## Request
Write out the records below word for word, please.

## Records shown
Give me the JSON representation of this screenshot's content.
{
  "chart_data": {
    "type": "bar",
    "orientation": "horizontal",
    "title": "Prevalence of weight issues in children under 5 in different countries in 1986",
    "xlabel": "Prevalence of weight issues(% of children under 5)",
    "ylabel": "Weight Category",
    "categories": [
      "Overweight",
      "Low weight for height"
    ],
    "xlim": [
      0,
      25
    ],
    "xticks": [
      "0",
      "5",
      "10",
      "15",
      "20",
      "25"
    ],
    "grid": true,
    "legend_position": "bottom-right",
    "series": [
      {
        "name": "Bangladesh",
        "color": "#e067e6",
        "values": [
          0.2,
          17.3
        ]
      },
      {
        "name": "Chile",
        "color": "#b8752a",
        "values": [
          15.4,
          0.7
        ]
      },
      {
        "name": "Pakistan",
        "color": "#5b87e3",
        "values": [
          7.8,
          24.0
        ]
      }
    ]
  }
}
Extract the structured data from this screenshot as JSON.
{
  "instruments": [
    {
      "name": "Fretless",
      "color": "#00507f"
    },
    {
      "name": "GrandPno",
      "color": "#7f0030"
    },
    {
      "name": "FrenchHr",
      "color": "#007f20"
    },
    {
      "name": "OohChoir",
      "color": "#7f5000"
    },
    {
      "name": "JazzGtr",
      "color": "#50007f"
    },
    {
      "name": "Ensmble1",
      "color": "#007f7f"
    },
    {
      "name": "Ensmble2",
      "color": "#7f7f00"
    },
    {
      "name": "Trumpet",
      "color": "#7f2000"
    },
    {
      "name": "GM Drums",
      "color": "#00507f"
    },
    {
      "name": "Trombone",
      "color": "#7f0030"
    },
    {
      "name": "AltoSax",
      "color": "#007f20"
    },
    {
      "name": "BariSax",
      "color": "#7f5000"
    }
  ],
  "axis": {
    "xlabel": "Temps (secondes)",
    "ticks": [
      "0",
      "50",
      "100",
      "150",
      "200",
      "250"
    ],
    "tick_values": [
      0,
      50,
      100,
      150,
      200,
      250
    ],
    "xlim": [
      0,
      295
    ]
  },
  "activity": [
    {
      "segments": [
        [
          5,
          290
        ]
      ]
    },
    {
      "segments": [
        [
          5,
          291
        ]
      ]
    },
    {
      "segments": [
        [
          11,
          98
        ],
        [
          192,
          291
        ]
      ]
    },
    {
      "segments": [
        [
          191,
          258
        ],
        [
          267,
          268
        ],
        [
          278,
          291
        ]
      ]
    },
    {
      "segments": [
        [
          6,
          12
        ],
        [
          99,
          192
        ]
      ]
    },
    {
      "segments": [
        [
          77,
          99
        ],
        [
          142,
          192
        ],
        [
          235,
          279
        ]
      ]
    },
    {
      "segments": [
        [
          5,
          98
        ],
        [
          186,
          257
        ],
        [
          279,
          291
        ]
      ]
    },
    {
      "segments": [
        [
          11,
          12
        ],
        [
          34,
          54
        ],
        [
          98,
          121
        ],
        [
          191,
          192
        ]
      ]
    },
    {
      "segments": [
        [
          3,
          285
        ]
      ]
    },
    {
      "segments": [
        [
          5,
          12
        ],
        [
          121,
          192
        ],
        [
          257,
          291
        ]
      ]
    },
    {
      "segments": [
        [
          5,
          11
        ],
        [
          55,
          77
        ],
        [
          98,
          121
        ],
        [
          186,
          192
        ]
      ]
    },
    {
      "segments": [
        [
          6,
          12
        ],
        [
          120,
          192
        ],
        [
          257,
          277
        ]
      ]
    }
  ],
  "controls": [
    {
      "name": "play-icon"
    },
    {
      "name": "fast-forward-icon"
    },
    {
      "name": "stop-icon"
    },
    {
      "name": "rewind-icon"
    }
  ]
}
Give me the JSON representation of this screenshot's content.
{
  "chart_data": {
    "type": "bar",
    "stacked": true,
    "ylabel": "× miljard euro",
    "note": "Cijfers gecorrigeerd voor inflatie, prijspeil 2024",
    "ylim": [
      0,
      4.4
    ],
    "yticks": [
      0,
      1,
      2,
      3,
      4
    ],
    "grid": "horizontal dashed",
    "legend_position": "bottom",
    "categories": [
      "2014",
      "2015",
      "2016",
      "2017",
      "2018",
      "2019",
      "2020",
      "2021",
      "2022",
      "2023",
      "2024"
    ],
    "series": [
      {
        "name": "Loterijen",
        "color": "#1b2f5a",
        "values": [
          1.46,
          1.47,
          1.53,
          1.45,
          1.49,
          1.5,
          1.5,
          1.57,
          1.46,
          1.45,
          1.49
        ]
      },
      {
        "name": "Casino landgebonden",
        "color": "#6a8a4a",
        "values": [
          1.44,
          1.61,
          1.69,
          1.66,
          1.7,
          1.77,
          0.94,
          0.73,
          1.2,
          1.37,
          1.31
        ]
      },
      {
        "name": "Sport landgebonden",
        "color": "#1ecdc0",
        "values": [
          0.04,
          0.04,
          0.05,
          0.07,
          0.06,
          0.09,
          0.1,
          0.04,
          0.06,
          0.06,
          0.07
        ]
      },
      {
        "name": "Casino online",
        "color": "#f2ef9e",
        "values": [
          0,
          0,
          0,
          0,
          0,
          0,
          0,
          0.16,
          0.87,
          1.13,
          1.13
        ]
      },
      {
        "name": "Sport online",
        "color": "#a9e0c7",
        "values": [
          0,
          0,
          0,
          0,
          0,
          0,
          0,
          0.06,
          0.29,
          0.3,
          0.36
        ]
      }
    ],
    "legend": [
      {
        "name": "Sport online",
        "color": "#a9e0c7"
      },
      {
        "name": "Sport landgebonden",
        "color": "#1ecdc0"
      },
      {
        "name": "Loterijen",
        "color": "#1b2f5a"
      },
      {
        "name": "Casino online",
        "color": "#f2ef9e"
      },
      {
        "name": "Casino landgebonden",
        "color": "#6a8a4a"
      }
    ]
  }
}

## Response
Give me the JSON representation of this screenshot's content.
{
  "chart_data": {
    "type": "bar",
    "orientation": "horizontal",
    "title": "Prevalence of weight issues in children under 5 in different countries in 1986",
    "xlabel": "Prevalence of weight issues(% of children under 5)",
    "ylabel": "Weight Category",
    "categories": [
      "Overweight",
      "Low weight for height"
    ],
    "xlim": [
      0,
      25
    ],
    "xticks": [
      "0",
      "5",
      "10",
      "15",
      "20",
      "25"
    ],
    "grid": true,
    "legend_position": "bottom-right",
    "series": [
      {
        "name": "Bangladesh",
        "color": "#e067e6",
        "values": [
          0.2,
          17.3
        ]
      },
      {
        "name": "Chile",
        "color": "#b8752a",
        "values": [
          15.4,
          0.7
        ]
      },
      {
        "name": "Pakistan",
        "color": "#5b87e3",
        "values": [
          7.8,
          24.0
        ]
      }
    ]
  }
}
Extract the structured data from this screenshot as JSON.
{
  "instruments": [
    {
      "name": "Fretless",
      "color": "#00507f"
    },
    {
      "name": "GrandPno",
      "color": "#7f0030"
    },
    {
      "name": "FrenchHr",
      "color": "#007f20"
    },
    {
      "name": "OohChoir",
      "color": "#7f5000"
    },
    {
      "name": "JazzGtr",
      "color": "#50007f"
    },
    {
      "name": "Ensmble1",
      "color": "#007f7f"
    },
    {
      "name": "Ensmble2",
      "color": "#7f7f00"
    },
    {
      "name": "Trumpet",
      "color": "#7f2000"
    },
    {
      "name": "GM Drums",
      "color": "#00507f"
    },
    {
      "name": "Trombone",
      "color": "#7f0030"
    },
    {
      "name": "AltoSax",
      "color": "#007f20"
    },
    {
      "name": "BariSax",
      "color": "#7f5000"
    }
  ],
  "axis": {
    "xlabel": "Temps (secondes)",
    "ticks": [
      "0",
      "50",
      "100",
      "150",
      "200",
      "250"
    ],
    "tick_values": [
      0,
      50,
      100,
      150,
      200,
      250
    ],
    "xlim": [
      0,
      295
    ]
  },
  "activity": [
    {
      "segments": [
        [
          5,
          290
        ]
      ]
    },
    {
      "segments": [
        [
          5,
          291
        ]
      ]
    },
    {
      "segments": [
        [
          11,
          98
        ],
        [
          192,
          291
        ]
      ]
    },
    {
      "segments": [
        [
          191,
          258
        ],
        [
          267,
          268
        ],
        [
          278,
          291
        ]
      ]
    },
    {
      "segments": [
        [
          6,
          12
        ],
        [
          99,
          192
        ]
      ]
    },
    {
      "segments": [
        [
          77,
          99
        ],
        [
          142,
          192
        ],
        [
          235,
          279
        ]
      ]
    },
    {
      "segments": [
        [
          5,
          98
        ],
        [
          186,
          257
        ],
        [
          279,
          291
        ]
      ]
    },
    {
      "segments": [
        [
          11,
          12
        ],
        [
          34,
          54
        ],
        [
          98,
          121
        ],
        [
          191,
          192
        ]
      ]
    },
    {
      "segments": [
        [
          3,
          285
        ]
      ]
    },
    {
      "segments": [
        [
          5,
          12
        ],
        [
          121,
          192
        ],
        [
          257,
          291
        ]
      ]
    },
    {
      "segments": [
        [
          5,
          11
        ],
        [
          55,
          77
        ],
        [
          98,
          121
        ],
        [
          186,
          192
        ]
      ]
    },
    {
      "segments": [
        [
          6,
          12
        ],
        [
          120,
          192
        ],
        [
          257,
          277
        ]
      ]
    }
  ],
  "controls": [
    {
      "name": "play-icon"
    },
    {
      "name": "fast-forward-icon"
    },
    {
      "name": "stop-icon"
    },
    {
      "name": "rewind-icon"
    }
  ]
}
Give me the JSON representation of this screenshot's content.
{
  "chart_data": {
    "type": "bar",
    "stacked": true,
    "ylabel": "× miljard euro",
    "note": "Cijfers gecorrigeerd voor inflatie, prijspeil 2024",
    "ylim": [
      0,
      4.4
    ],
    "yticks": [
      0,
      1,
      2,
      3,
      4
    ],
    "grid": "horizontal dashed",
    "legend_position": "bottom",
    "categories": [
      "2014",
      "2015",
      "2016",
      "2017",
      "2018",
      "2019",
      "2020",
      "2021",
      "2022",
      "2023",
      "2024"
    ],
    "series": [
      {
        "name": "Loterijen",
        "color": "#1b2f5a",
        "values": [
          1.46,
          1.47,
          1.53,
          1.45,
          1.49,
          1.5,
          1.5,
          1.57,
          1.46,
          1.45,
          1.49
        ]
      },
      {
        "name": "Casino landgebonden",
        "color": "#6a8a4a",
        "values": [
          1.44,
          1.61,
          1.69,
          1.66,
          1.7,
          1.77,
          0.94,
          0.73,
          1.2,
          1.37,
          1.31
        ]
      },
      {
        "name": "Sport landgebonden",
        "color": "#1ecdc0",
        "values": [
          0.04,
          0.04,
          0.05,
          0.07,
          0.06,
          0.09,
          0.1,
          0.04,
          0.06,
          0.06,
          0.07
        ]
      },
      {
        "name": "Casino online",
        "color": "#f2ef9e",
        "values": [
          0,
          0,
          0,
          0,
          0,
          0,
          0,
          0.16,
          0.87,
          1.13,
          1.13
        ]
      },
      {
        "name": "Sport online",
        "color": "#a9e0c7",
        "values": [
          0,
          0,
          0,
          0,
          0,
          0,
          0,
          0.06,
          0.29,
          0.3,
          0.36
        ]
      }
    ],
    "legend": [
      {
        "name": "Sport online",
        "color": "#a9e0c7"
      },
      {
        "name": "Sport landgebonden",
        "color": "#1ecdc0"
      },
      {
        "name": "Loterijen",
        "color": "#1b2f5a"
      },
      {
        "name": "Casino online",
        "color": "#f2ef9e"
      },
      {
        "name": "Casino landgebonden",
        "color": "#6a8a4a"
      }
    ]
  }
}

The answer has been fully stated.